## Description of the task
Check each line of the data below for the word "docs", then extract the ones that have it.

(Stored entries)
.....

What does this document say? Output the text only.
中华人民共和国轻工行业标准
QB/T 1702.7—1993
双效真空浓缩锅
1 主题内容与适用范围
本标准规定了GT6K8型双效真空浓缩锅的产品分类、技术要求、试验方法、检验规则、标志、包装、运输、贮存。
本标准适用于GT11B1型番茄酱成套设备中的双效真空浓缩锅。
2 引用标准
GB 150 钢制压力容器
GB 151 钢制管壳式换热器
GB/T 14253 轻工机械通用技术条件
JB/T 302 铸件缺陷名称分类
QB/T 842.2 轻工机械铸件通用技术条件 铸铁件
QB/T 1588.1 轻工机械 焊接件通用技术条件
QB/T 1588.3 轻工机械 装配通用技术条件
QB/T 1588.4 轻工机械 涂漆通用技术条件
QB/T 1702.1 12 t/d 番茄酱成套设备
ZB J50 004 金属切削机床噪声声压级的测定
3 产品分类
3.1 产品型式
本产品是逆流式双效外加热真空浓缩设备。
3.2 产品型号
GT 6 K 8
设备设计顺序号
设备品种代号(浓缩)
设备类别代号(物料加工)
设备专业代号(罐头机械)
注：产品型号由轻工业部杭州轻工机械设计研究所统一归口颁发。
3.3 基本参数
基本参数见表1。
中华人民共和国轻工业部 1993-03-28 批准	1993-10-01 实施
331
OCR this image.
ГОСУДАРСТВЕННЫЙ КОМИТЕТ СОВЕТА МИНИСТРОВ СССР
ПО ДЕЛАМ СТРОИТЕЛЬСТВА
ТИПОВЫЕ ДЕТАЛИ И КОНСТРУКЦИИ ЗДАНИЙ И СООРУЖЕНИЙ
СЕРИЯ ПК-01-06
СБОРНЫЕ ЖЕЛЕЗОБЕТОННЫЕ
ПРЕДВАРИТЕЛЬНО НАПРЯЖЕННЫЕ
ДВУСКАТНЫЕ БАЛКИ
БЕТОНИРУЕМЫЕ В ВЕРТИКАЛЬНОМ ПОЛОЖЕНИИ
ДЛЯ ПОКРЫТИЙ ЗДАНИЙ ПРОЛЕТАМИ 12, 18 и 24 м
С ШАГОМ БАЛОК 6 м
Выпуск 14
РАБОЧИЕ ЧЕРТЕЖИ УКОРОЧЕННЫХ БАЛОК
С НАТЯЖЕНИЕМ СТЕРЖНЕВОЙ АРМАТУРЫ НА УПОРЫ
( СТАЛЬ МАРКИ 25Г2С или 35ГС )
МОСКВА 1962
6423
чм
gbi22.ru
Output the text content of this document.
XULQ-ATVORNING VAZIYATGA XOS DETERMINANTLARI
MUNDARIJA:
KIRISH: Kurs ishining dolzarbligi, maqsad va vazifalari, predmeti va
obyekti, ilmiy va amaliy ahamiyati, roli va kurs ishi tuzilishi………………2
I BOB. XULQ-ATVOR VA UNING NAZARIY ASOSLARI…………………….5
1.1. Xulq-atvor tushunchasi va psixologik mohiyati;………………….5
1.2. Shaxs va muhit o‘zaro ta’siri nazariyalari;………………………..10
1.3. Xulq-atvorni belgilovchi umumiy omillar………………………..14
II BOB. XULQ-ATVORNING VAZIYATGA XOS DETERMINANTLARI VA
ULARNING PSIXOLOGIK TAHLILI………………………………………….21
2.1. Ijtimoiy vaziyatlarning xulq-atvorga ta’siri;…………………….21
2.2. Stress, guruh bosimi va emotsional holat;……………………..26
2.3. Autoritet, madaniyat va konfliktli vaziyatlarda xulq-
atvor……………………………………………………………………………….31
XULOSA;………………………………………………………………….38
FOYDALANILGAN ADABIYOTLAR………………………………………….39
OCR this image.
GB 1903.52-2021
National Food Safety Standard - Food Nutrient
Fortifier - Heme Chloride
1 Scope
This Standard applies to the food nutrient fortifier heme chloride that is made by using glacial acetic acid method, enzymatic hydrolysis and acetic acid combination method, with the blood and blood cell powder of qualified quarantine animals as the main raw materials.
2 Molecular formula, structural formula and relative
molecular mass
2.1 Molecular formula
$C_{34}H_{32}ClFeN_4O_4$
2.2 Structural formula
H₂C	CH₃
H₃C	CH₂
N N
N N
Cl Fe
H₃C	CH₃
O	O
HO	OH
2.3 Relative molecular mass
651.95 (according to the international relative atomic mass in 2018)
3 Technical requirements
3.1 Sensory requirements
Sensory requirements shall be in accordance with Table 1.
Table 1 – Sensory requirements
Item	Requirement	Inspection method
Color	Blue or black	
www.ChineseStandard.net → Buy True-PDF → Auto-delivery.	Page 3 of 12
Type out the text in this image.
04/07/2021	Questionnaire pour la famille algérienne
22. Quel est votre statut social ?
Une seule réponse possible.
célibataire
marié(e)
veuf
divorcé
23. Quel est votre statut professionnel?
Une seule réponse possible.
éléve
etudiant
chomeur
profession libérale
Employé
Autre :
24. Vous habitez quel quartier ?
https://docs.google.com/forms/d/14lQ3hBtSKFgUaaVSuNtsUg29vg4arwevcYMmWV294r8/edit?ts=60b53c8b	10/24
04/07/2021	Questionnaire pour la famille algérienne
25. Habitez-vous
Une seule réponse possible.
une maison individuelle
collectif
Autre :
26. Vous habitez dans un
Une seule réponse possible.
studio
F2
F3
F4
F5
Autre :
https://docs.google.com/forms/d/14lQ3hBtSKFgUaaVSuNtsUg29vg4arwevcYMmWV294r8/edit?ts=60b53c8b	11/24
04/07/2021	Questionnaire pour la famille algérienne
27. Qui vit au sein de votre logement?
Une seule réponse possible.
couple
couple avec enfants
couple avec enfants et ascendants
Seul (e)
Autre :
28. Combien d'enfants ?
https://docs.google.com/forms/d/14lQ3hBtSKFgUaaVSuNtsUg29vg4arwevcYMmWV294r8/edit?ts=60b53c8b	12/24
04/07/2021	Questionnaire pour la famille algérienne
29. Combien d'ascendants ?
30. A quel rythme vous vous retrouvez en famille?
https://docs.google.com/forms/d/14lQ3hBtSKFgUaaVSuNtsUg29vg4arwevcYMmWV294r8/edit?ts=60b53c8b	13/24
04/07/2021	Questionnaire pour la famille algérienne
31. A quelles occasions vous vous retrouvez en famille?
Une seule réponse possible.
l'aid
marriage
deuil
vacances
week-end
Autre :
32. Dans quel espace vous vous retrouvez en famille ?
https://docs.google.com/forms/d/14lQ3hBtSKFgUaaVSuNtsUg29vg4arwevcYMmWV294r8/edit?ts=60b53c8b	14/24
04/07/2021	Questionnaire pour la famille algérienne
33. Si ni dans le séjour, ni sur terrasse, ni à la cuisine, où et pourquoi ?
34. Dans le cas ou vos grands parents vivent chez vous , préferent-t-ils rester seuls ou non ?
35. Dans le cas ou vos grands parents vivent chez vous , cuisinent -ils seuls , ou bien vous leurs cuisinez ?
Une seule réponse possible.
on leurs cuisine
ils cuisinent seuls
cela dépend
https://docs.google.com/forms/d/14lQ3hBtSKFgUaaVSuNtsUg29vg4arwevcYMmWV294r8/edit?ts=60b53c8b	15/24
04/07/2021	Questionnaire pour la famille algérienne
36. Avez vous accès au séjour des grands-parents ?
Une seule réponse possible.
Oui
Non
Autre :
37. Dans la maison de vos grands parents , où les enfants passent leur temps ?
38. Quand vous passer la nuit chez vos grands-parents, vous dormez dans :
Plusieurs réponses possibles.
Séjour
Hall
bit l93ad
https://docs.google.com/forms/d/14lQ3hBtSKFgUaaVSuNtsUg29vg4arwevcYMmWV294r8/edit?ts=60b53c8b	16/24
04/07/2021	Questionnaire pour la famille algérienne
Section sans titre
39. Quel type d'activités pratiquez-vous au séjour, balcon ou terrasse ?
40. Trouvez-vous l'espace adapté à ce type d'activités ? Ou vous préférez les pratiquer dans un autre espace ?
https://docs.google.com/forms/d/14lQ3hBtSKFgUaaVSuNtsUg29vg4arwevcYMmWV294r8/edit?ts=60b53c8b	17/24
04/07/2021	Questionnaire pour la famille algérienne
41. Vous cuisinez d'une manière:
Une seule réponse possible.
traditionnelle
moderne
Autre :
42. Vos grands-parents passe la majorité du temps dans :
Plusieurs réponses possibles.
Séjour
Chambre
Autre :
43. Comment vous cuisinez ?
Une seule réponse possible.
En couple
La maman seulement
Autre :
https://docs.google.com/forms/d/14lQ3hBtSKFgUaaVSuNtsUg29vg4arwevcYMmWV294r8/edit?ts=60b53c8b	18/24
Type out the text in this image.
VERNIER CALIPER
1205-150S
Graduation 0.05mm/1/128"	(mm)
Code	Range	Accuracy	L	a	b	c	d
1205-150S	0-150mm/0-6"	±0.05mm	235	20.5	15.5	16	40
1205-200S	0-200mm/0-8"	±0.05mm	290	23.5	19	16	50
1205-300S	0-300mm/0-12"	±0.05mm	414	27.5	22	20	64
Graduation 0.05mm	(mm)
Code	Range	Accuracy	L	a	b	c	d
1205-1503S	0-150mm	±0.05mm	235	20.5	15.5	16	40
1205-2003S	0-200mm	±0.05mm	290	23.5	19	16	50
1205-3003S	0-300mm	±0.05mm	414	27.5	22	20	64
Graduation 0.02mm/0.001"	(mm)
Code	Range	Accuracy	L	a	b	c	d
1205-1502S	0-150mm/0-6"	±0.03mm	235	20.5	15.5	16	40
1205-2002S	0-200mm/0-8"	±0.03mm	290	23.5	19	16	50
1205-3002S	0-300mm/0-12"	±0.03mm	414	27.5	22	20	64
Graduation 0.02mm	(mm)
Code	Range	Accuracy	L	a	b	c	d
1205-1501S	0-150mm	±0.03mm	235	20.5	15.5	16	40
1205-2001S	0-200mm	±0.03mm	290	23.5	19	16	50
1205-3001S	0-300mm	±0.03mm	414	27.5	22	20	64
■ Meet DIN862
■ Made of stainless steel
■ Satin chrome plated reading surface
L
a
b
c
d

.....

## Answer for this exercise
https://docs.google.com/forms/d/14lQ3hBtSKFgUaaVSuNtsUg29vg4arwevcYMmWV294r8/edit?ts=60b53c8b	10/24
https://docs.google.com/forms/d/14lQ3hBtSKFgUaaVSuNtsUg29vg4arwevcYMmWV294r8/edit?ts=60b53c8b	11/24
https://docs.google.com/forms/d/14lQ3hBtSKFgUaaVSuNtsUg29vg4arwevcYMmWV294r8/edit?ts=60b53c8b	12/24
https://docs.google.com/forms/d/14lQ3hBtSKFgUaaVSuNtsUg29vg4arwevcYMmWV294r8/edit?ts=60b53c8b	13/24
https://docs.google.com/forms/d/14lQ3hBtSKFgUaaVSuNtsUg29vg4arwevcYMmWV294r8/edit?ts=60b53c8b	14/24
https://docs.google.com/forms/d/14lQ3hBtSKFgUaaVSuNtsUg29vg4arwevcYMmWV294r8/edit?ts=60b53c8b	15/24
https://docs.google.com/forms/d/14lQ3hBtSKFgUaaVSuNtsUg29vg4arwevcYMmWV294r8/edit?ts=60b53c8b	16/24
https://docs.google.com/forms/d/14lQ3hBtSKFgUaaVSuNtsUg29vg4arwevcYMmWV294r8/edit?ts=60b53c8b	17/24
https://docs.google.com/forms/d/14lQ3hBtSKFgUaaVSuNtsUg29vg4arwevcYMmWV294r8/edit?ts=60b53c8b	18/24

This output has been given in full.